WRITTEN EXERCISE = Output the entries verbatim, including every line.

(A block of data)
>> START
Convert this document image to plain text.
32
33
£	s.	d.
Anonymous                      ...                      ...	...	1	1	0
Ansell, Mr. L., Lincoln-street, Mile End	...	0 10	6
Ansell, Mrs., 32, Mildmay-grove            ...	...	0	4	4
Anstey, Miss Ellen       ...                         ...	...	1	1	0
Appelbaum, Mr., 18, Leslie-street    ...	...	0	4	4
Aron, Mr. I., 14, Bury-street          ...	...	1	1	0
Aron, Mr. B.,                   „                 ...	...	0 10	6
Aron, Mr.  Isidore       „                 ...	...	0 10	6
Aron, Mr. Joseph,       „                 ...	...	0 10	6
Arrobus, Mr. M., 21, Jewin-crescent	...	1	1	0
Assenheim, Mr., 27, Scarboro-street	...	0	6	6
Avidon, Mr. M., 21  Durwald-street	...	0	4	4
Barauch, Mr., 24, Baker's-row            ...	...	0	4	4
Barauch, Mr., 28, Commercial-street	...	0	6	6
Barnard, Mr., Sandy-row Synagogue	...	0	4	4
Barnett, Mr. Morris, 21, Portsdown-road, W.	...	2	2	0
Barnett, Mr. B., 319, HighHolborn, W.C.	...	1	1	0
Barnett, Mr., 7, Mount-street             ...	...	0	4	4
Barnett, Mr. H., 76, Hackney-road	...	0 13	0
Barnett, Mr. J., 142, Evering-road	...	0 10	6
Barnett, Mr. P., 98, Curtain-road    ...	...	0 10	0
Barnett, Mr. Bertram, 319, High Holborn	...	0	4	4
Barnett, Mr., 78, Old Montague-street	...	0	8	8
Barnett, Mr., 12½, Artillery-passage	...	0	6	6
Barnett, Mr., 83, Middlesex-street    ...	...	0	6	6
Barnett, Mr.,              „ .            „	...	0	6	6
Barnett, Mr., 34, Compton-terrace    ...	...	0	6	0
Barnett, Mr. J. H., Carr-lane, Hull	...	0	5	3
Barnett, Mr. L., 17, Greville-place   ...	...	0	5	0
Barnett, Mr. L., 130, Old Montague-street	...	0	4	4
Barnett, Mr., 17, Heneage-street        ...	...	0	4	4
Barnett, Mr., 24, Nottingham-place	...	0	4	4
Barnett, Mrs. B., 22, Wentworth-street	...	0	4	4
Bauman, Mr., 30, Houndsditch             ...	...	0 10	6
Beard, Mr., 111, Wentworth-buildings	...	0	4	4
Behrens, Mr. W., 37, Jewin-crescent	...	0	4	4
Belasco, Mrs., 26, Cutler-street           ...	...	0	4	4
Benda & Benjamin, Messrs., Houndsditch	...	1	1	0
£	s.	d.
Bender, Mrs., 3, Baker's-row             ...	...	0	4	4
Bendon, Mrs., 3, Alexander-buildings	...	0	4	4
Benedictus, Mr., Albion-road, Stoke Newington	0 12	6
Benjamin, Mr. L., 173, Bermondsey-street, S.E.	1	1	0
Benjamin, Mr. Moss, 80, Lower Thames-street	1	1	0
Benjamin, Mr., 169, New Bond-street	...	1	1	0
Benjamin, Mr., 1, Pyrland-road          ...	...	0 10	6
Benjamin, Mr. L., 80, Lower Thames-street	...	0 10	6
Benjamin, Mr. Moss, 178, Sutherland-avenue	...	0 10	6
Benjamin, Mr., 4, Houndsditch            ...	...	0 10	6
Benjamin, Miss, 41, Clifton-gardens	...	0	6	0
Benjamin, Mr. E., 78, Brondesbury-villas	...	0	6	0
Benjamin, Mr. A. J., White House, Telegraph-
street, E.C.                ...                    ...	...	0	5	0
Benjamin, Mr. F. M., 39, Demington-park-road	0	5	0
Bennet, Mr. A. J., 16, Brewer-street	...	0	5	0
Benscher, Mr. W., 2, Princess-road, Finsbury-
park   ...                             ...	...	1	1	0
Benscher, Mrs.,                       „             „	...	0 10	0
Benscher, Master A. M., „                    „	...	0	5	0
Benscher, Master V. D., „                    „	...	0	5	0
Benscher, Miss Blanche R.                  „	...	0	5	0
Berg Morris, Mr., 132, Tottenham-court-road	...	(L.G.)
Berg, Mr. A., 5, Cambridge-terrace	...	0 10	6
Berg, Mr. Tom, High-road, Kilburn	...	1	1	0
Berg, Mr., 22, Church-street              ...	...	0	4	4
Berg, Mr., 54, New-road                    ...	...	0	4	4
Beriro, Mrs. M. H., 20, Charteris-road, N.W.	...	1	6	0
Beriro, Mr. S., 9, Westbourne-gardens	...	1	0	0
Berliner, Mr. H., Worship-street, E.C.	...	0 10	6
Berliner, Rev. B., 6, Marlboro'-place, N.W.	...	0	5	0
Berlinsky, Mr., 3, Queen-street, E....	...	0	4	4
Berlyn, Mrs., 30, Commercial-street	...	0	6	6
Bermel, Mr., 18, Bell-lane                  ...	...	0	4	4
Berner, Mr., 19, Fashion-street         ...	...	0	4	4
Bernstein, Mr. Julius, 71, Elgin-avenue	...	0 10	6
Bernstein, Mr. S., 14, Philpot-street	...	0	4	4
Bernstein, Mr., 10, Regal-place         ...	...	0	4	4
>> END
RESPONSE TO THIS EXERCISE =
Convert this document image to plain text.
32
33
£	s.	d.
Anonymous                      ...                      ...	...	1	1	0
Ansell, Mr. L., Lincoln-street, Mile End	...	0 10	6
Ansell, Mrs., 32, Mildmay-grove            ...	...	0	4	4
Anstey, Miss Ellen       ...                         ...	...	1	1	0
Appelbaum, Mr., 18, Leslie-street    ...	...	0	4	4
Aron, Mr. I., 14, Bury-street          ...	...	1	1	0
Aron, Mr. B.,                   „                 ...	...	0 10	6
Aron, Mr.  Isidore       „                 ...	...	0 10	6
Aron, Mr. Joseph,       „                 ...	...	0 10	6
Arrobus, Mr. M., 21, Jewin-crescent	...	1	1	0
Assenheim, Mr., 27, Scarboro-street	...	0	6	6
Avidon, Mr. M., 21  Durwald-street	...	0	4	4
Barauch, Mr., 24, Baker's-row            ...	...	0	4	4
Barauch, Mr., 28, Commercial-street	...	0	6	6
Barnard, Mr., Sandy-row Synagogue	...	0	4	4
Barnett, Mr. Morris, 21, Portsdown-road, W.	...	2	2	0
Barnett, Mr. B., 319, HighHolborn, W.C.	...	1	1	0
Barnett, Mr., 7, Mount-street             ...	...	0	4	4
Barnett, Mr. H., 76, Hackney-road	...	0 13	0
Barnett, Mr. J., 142, Evering-road	...	0 10	6
Barnett, Mr. P., 98, Curtain-road    ...	...	0 10	0
Barnett, Mr. Bertram, 319, High Holborn	...	0	4	4
Barnett, Mr., 78, Old Montague-street	...	0	8	8
Barnett, Mr., 12½, Artillery-passage	...	0	6	6
Barnett, Mr., 83, Middlesex-street    ...	...	0	6	6
Barnett, Mr.,              „ .            „	...	0	6	6
Barnett, Mr., 34, Compton-terrace    ...	...	0	6	0
Barnett, Mr. J. H., Carr-lane, Hull	...	0	5	3
Barnett, Mr. L., 17, Greville-place   ...	...	0	5	0
Barnett, Mr. L., 130, Old Montague-street	...	0	4	4
Barnett, Mr., 17, Heneage-street        ...	...	0	4	4
Barnett, Mr., 24, Nottingham-place	...	0	4	4
Barnett, Mrs. B., 22, Wentworth-street	...	0	4	4
Bauman, Mr., 30, Houndsditch             ...	...	0 10	6
Beard, Mr., 111, Wentworth-buildings	...	0	4	4
Behrens, Mr. W., 37, Jewin-crescent	...	0	4	4
Belasco, Mrs., 26, Cutler-street           ...	...	0	4	4
Benda & Benjamin, Messrs., Houndsditch	...	1	1	0
£	s.	d.
Bender, Mrs., 3, Baker's-row             ...	...	0	4	4
Bendon, Mrs., 3, Alexander-buildings	...	0	4	4
Benedictus, Mr., Albion-road, Stoke Newington	0 12	6
Benjamin, Mr. L., 173, Bermondsey-street, S.E.	1	1	0
Benjamin, Mr. Moss, 80, Lower Thames-street	1	1	0
Benjamin, Mr., 169, New Bond-street	...	1	1	0
Benjamin, Mr., 1, Pyrland-road          ...	...	0 10	6
Benjamin, Mr. L., 80, Lower Thames-street	...	0 10	6
Benjamin, Mr. Moss, 178, Sutherland-avenue	...	0 10	6
Benjamin, Mr., 4, Houndsditch            ...	...	0 10	6
Benjamin, Miss, 41, Clifton-gardens	...	0	6	0
Benjamin, Mr. E., 78, Brondesbury-villas	...	0	6	0
Benjamin, Mr. A. J., White House, Telegraph-
street, E.C.                ...                    ...	...	0	5	0
Benjamin, Mr. F. M., 39, Demington-park-road	0	5	0
Bennet, Mr. A. J., 16, Brewer-street	...	0	5	0
Benscher, Mr. W., 2, Princess-road, Finsbury-
park   ...                             ...	...	1	1	0
Benscher, Mrs.,                       „             „	...	0 10	0
Benscher, Master A. M., „                    „	...	0	5	0
Benscher, Master V. D., „                    „	...	0	5	0
Benscher, Miss Blanche R.                  „	...	0	5	0
Berg Morris, Mr., 132, Tottenham-court-road	...	(L.G.)
Berg, Mr. A., 5, Cambridge-terrace	...	0 10	6
Berg, Mr. Tom, High-road, Kilburn	...	1	1	0
Berg, Mr., 22, Church-street              ...	...	0	4	4
Berg, Mr., 54, New-road                    ...	...	0	4	4
Beriro, Mrs. M. H., 20, Charteris-road, N.W.	...	1	6	0
Beriro, Mr. S., 9, Westbourne-gardens	...	1	0	0
Berliner, Mr. H., Worship-street, E.C.	...	0 10	6
Berliner, Rev. B., 6, Marlboro'-place, N.W.	...	0	5	0
Berlinsky, Mr., 3, Queen-street, E....	...	0	4	4
Berlyn, Mrs., 30, Commercial-street	...	0	6	6
Bermel, Mr., 18, Bell-lane                  ...	...	0	4	4
Berner, Mr., 19, Fashion-street         ...	...	0	4	4
Bernstein, Mr. Julius, 71, Elgin-avenue	...	0 10	6
Bernstein, Mr. S., 14, Philpot-street	...	0	4	4
Bernstein, Mr., 10, Regal-place         ...	...	0	4	4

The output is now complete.